# INPUT MATERIAL start

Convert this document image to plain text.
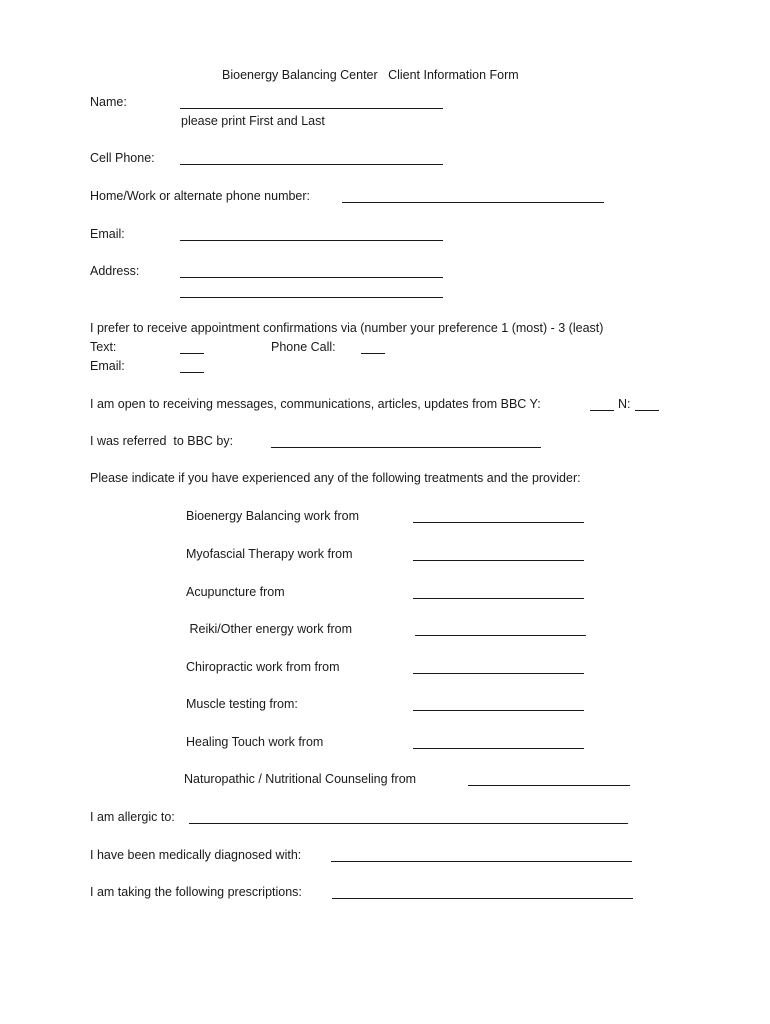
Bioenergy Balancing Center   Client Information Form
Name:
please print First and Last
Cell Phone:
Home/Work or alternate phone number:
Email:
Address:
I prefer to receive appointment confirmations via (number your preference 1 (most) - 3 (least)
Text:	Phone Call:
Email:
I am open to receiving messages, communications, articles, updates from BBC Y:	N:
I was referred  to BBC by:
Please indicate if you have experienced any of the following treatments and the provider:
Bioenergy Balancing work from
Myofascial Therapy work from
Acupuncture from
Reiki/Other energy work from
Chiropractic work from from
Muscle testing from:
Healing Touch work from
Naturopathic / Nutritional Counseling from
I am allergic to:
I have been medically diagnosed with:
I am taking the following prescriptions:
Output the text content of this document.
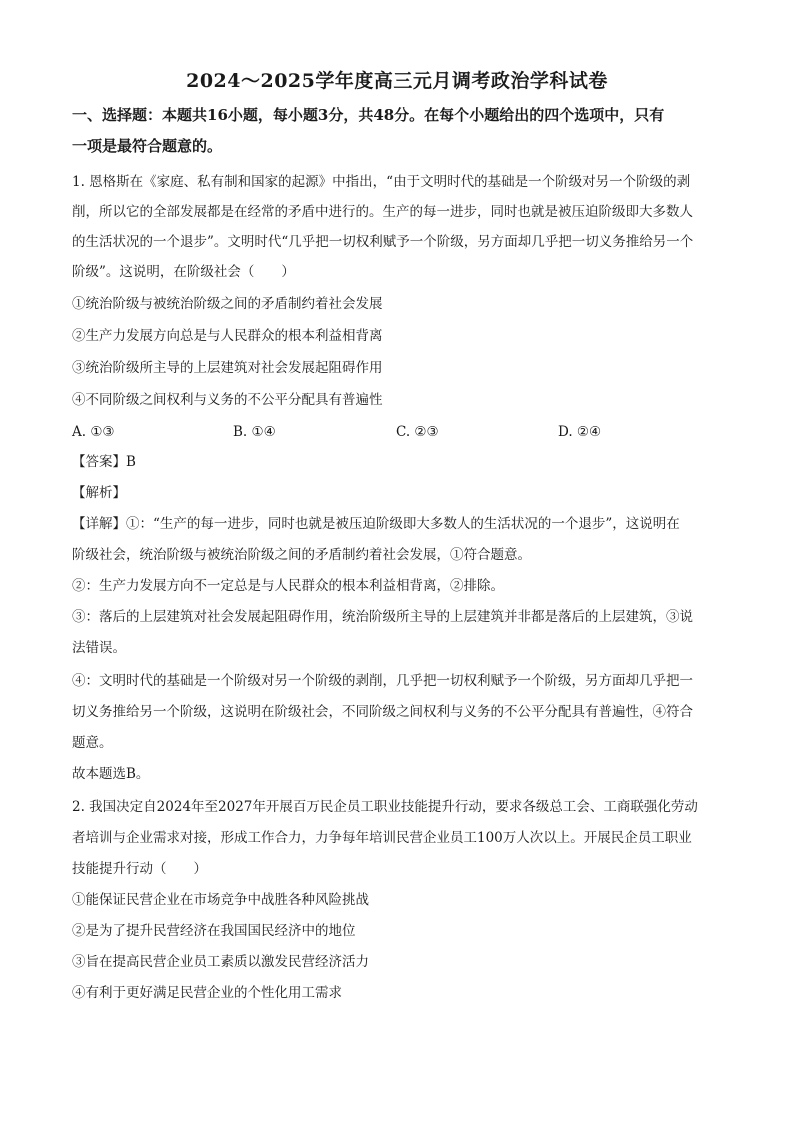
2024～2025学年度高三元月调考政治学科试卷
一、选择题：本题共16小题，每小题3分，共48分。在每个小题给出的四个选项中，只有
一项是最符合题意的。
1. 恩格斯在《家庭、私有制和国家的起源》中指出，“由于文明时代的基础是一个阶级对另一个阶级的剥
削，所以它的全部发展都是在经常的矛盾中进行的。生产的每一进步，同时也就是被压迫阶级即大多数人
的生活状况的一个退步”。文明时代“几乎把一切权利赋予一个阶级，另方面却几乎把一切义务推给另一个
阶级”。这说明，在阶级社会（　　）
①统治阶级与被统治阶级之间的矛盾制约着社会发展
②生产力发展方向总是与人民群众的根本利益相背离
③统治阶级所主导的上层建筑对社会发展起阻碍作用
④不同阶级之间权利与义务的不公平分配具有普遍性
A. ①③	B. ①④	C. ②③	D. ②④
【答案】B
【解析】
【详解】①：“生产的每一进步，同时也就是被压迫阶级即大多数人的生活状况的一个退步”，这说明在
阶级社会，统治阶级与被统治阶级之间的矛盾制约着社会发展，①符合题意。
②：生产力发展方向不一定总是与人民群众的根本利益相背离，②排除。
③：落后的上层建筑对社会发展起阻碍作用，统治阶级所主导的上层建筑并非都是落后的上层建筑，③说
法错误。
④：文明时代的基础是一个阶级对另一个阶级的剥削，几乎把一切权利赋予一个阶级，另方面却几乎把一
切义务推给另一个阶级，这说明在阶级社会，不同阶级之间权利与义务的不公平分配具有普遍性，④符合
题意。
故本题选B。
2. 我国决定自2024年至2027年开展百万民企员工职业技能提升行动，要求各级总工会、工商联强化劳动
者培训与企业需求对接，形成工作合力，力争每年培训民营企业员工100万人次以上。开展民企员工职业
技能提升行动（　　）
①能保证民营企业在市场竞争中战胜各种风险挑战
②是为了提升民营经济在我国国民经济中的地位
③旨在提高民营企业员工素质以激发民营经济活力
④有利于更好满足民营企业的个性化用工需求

# INPUT MATERIAL end
# INPUT MATERIAL start

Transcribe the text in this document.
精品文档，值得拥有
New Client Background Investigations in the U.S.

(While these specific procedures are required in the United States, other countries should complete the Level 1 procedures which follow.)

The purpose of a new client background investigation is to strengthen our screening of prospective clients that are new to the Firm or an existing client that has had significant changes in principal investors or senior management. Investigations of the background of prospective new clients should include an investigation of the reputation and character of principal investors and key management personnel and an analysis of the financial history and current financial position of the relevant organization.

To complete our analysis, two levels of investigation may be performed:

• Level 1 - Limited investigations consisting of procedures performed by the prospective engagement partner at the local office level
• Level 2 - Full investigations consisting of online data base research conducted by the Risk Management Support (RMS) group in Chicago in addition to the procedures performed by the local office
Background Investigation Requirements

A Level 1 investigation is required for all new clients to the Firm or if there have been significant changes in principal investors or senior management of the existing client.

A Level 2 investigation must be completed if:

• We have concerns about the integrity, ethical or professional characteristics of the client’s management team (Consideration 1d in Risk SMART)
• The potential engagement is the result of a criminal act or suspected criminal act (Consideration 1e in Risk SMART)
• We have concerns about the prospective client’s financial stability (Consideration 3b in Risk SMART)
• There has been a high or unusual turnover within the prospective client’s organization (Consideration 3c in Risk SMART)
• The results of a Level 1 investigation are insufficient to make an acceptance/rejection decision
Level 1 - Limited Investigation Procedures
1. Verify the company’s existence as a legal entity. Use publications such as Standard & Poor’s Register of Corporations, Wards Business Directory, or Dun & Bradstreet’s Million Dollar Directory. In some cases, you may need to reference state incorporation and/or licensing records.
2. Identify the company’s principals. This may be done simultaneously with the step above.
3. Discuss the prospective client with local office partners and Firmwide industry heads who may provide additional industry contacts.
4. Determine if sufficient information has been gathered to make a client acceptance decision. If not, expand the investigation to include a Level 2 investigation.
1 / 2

# INPUT MATERIAL end

◆ **EXERCISE INSTRUCTIONS**:
Write down only the number of lines that contain the string "Balancing" in the listing.

◆ **FINAL ANSWER**:
2